*Task goal*
The records are to be restated in their entirety, word for word.

=== Input ===

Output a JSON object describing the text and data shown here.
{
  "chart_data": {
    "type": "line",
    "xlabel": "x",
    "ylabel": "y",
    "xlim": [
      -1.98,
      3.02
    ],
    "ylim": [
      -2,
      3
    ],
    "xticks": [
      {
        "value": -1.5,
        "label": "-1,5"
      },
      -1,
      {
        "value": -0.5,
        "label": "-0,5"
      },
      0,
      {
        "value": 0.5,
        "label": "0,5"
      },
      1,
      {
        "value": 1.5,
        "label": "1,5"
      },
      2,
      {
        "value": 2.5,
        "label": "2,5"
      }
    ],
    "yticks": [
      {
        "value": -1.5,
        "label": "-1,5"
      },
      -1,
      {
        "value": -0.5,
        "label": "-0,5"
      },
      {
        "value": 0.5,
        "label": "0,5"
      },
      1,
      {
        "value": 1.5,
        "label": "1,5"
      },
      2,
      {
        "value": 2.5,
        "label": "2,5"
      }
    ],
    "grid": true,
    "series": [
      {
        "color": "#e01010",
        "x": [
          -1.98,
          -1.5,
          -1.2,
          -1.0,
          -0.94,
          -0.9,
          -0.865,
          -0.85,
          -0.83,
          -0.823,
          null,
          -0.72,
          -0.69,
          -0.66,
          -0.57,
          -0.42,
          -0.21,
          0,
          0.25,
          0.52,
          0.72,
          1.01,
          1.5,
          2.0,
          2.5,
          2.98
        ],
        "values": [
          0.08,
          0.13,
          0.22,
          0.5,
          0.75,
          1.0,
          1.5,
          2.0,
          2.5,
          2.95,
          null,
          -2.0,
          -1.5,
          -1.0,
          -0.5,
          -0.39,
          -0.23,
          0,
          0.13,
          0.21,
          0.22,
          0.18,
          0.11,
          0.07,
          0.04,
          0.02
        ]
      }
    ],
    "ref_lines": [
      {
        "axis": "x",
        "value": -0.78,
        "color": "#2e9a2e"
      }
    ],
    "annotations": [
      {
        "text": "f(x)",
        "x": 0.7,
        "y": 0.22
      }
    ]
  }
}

===

*Correct answer*
Output a JSON object describing the text and data shown here.
{
  "chart_data": {
    "type": "line",
    "xlabel": "x",
    "ylabel": "y",
    "xlim": [
      -1.98,
      3.02
    ],
    "ylim": [
      -2,
      3
    ],
    "xticks": [
      {
        "value": -1.5,
        "label": "-1,5"
      },
      -1,
      {
        "value": -0.5,
        "label": "-0,5"
      },
      0,
      {
        "value": 0.5,
        "label": "0,5"
      },
      1,
      {
        "value": 1.5,
        "label": "1,5"
      },
      2,
      {
        "value": 2.5,
        "label": "2,5"
      }
    ],
    "yticks": [
      {
        "value": -1.5,
        "label": "-1,5"
      },
      -1,
      {
        "value": -0.5,
        "label": "-0,5"
      },
      {
        "value": 0.5,
        "label": "0,5"
      },
      1,
      {
        "value": 1.5,
        "label": "1,5"
      },
      2,
      {
        "value": 2.5,
        "label": "2,5"
      }
    ],
    "grid": true,
    "series": [
      {
        "color": "#e01010",
        "x": [
          -1.98,
          -1.5,
          -1.2,
          -1.0,
          -0.94,
          -0.9,
          -0.865,
          -0.85,
          -0.83,
          -0.823,
          null,
          -0.72,
          -0.69,
          -0.66,
          -0.57,
          -0.42,
          -0.21,
          0,
          0.25,
          0.52,
          0.72,
          1.01,
          1.5,
          2.0,
          2.5,
          2.98
        ],
        "values": [
          0.08,
          0.13,
          0.22,
          0.5,
          0.75,
          1.0,
          1.5,
          2.0,
          2.5,
          2.95,
          null,
          -2.0,
          -1.5,
          -1.0,
          -0.5,
          -0.39,
          -0.23,
          0,
          0.13,
          0.21,
          0.22,
          0.18,
          0.11,
          0.07,
          0.04,
          0.02
        ]
      }
    ],
    "ref_lines": [
      {
        "axis": "x",
        "value": -0.78,
        "color": "#2e9a2e"
      }
    ],
    "annotations": [
      {
        "text": "f(x)",
        "x": 0.7,
        "y": 0.22
      }
    ]
  }
}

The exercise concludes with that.